◆ Material shown ◆
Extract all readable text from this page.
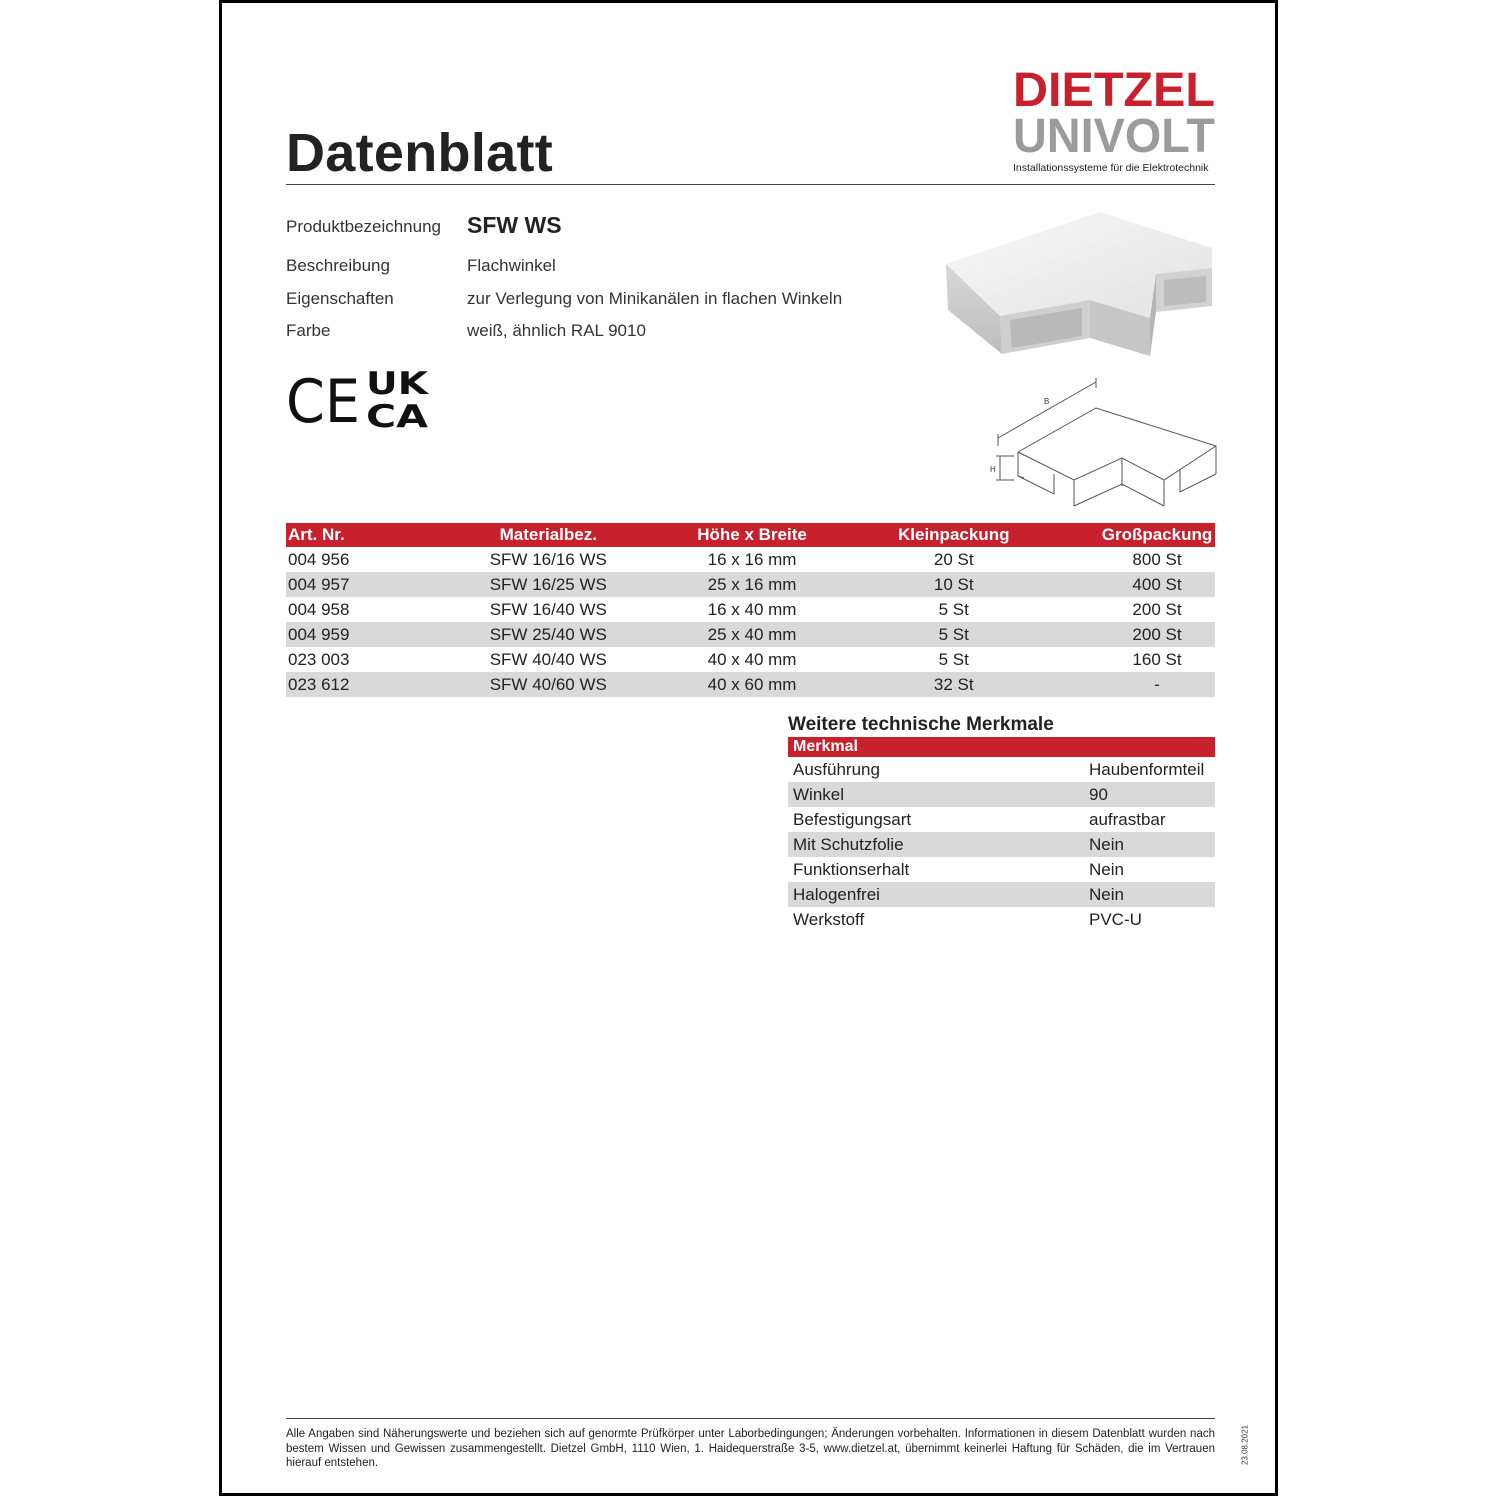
Datenblatt
DIETZEL
UNIVOLT
Installationssysteme für die Elektrotechnik
Produktbezeichnung SFW WS
Beschreibung	Flachwinkel
Eigenschaften	zur Verlegung von Minikanälen in flachen Winkeln
Farbe	weiß, ähnlich RAL 9010
CE UK
CA	B
H
Art. Nr.	Materialbez.	Höhe x Breite	Kleinpackung	Großpackung
004 956	SFW 16/16 WS	16 x 16 mm	20 St	800 St
004 957	SFW 16/25 WS	25 x 16 mm	10 St	400 St
004 958	SFW 16/40 WS	16 x 40 mm	5 St	200 St
004 959	SFW 25/40 WS	25 x 40 mm	5 St	200 St
023 003	SFW 40/40 WS	40 x 40 mm	5 St	160 St
023 612	SFW 40/60 WS	40 x 60 mm	32 St	-
Weitere technische Merkmale
Merkmal	
Ausführung	Haubenformteil
Winkel	90
Befestigungsart	aufrastbar
Mit Schutzfolie	Nein
Funktionserhalt	Nein
Halogenfrei	Nein
Werkstoff	PVC-U
Alle Angaben sind Näherungswerte und beziehen sich auf genormte Prüfkörper unter Laborbedingungen; Änderungen vorbehalten. Informationen in diesem Datenblatt wurden nach bestem Wissen und Gewissen zusammengestellt. Dietzel GmbH, 1110 Wien, 1. Haidequerstraße 3-5, www.dietzel.at, übernimmt keinerlei Haftung für Schäden, die im Vertrauen hierauf entstehen.	23.08.2021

◆ Given problem ◆
Reproduce the material word for word. Any pictures should be left out of the copy.

◆ Exercise solution ◆
Extract all readable text from this page.
Datenblatt
DIETZEL
UNIVOLT
Installationssysteme für die Elektrotechnik
Produktbezeichnung SFW WS
Beschreibung	Flachwinkel
Eigenschaften	zur Verlegung von Minikanälen in flachen Winkeln
Farbe	weiß, ähnlich RAL 9010
CE UK
CA	B
H
Art. Nr.	Materialbez.	Höhe x Breite	Kleinpackung	Großpackung
004 956	SFW 16/16 WS	16 x 16 mm	20 St	800 St
004 957	SFW 16/25 WS	25 x 16 mm	10 St	400 St
004 958	SFW 16/40 WS	16 x 40 mm	5 St	200 St
004 959	SFW 25/40 WS	25 x 40 mm	5 St	200 St
023 003	SFW 40/40 WS	40 x 40 mm	5 St	160 St
023 612	SFW 40/60 WS	40 x 60 mm	32 St	-
Weitere technische Merkmale
Merkmal	
Ausführung	Haubenformteil
Winkel	90
Befestigungsart	aufrastbar
Mit Schutzfolie	Nein
Funktionserhalt	Nein
Halogenfrei	Nein
Werkstoff	PVC-U
Alle Angaben sind Näherungswerte und beziehen sich auf genormte Prüfkörper unter Laborbedingungen; Änderungen vorbehalten. Informationen in diesem Datenblatt wurden nach bestem Wissen und Gewissen zusammengestellt. Dietzel GmbH, 1110 Wien, 1. Haidequerstraße 3-5, www.dietzel.at, übernimmt keinerlei Haftung für Schäden, die im Vertrauen hierauf entstehen.	23.08.2021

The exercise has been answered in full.